● **PROBLEMS TO WORK ON**
**1)** Answer these questions from the ITU statement, one line each:
(a) In what city and on what date was the statement issued?
(b) What share of the world's population does the statement say still lacks Internet access?
(c) Who was invited to address the conference at its beginning, and what position does the statement give for him?
**2)** Copy word for word the part of the ITU statement that opens with the words containing "Statement from Dr Hamadoun I. Touré, Secretary" and closes with "win for consumers.".

● **STUDY TEXT**
☆ ☆ ☆ ☆
ITU

Committed to connecting the world

Statement from Dr Hamadoun I. Touré

Statement from Dr Hamadoun I. Touré, Secretary General of the ITU.

Dubai, 13 December 2012.


toure-wcit.jpgTonight in Dubai we have concluded the drafting of the text for the newly revised International Telecommunication Regulations treaty. This treaty contains many gains and achievements including increased transparency in international mobile roaming charges and competition, an extremely important win for consumers.
 
The treaty contains a newly updated Article which will promote greater connectivity for people with disabilities as well as a new Resolution covering Land-Locked Developing Nations and Small Island Developing States. This Resolution will set the framework for increased investment and roll out of broadband and mobile broadband, bringing vital services to populations that are currently disconnected.
 
Information and communication technologies can now play a greater role in driving sustainable development, in particular with new Articles that provide recommendations for dealing with the growing scourge of e-waste and promoting greater energy efficiency. 
 
I have been saying in the run up to this conference that this conference is not about governing the Internet. I repeat that the conference did NOT include provisions on the Internet in the treaty text. Annexed to the treaty is a non-binding Resolution which aims at fostering the development and growth of the internet – a task that ITU has contributed significantly to since the beginning of the Internet era, and a task that is central to the ITU’s mandate to connect the world, a world that today still has two thirds of its population without Internet access.
 
The new ITR treaty does NOT cover content issues and explicitly states in the first article that content-related issues are not covered by the treaty. Likewise, in the preamble of the new text signatory Member States undertake to renew their commitment and obligation to existing human rights treaties.
 
The word “Internet” was repeated throughout this conference and I believe this is simply a recognition of the current reality – the two worlds of telecommunications and Internet are inextricably linked. I demonstrated that from the very beginning by inviting my friend Fadi Chehadé, the CEO of ICANN, to address our conference at the beginning.
 
History will show that this conference has achieved something extremely important. It has succeeded in bringing unprecedented public attention to the different and important perspectives that govern global communications. There is not one single world view but several, and these views need to be accommodated and engaged.
 
WCIT has shown us this truth and we have worked hard together to find a way that is acceptable to all. Let WCIT be the beginning of this dialogue. As our two worlds increasingly converge so must we increasingly converse and find a common way.
☆ ☆ ☆ ☆
● **DATA EXTRACTS**
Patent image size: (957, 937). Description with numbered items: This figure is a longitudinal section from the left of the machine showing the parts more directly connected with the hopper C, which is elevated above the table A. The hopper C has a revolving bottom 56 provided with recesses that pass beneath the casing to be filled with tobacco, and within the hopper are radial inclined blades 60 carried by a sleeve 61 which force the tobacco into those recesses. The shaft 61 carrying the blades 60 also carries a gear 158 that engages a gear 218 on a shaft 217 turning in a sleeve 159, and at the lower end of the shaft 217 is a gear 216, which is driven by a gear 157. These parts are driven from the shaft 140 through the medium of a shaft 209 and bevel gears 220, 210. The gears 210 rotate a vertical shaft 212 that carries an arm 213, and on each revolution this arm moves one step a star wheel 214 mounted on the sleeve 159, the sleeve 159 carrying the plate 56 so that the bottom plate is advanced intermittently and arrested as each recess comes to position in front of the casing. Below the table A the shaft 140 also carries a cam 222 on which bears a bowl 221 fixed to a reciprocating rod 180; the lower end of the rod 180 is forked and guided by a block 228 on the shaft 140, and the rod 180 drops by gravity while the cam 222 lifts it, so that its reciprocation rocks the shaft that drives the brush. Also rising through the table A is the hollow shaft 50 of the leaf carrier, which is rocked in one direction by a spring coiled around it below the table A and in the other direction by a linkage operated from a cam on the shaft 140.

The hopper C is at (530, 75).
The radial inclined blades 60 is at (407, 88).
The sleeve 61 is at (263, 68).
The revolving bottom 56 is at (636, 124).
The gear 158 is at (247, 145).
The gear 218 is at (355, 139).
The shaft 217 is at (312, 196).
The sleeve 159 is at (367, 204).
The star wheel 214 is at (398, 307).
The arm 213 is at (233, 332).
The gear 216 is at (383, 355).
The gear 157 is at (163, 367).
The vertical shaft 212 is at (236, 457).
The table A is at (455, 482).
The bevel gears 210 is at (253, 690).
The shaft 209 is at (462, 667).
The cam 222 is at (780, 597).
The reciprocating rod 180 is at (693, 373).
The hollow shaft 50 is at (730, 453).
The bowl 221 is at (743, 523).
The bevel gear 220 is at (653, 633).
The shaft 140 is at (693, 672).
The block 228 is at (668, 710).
☆ ☆ ☆ ☆
● **RESULTS OF THE TASKS**
**1)**
(a) Dubai, 13 December 2012.
(b) Two thirds.
(c) Fadi Chehadé, the CEO of ICANN.

**2)**
Statement from Dr Hamadoun I. Touré, Secretary General of the ITU.

Dubai, 13 December 2012.


toure-wcit.jpgTonight in Dubai we have concluded the drafting of the text for the newly revised International Telecommunication Regulations treaty. This treaty contains many gains and achievements including increased transparency in international mobile roaming charges and competition, an extremely important win for consumers.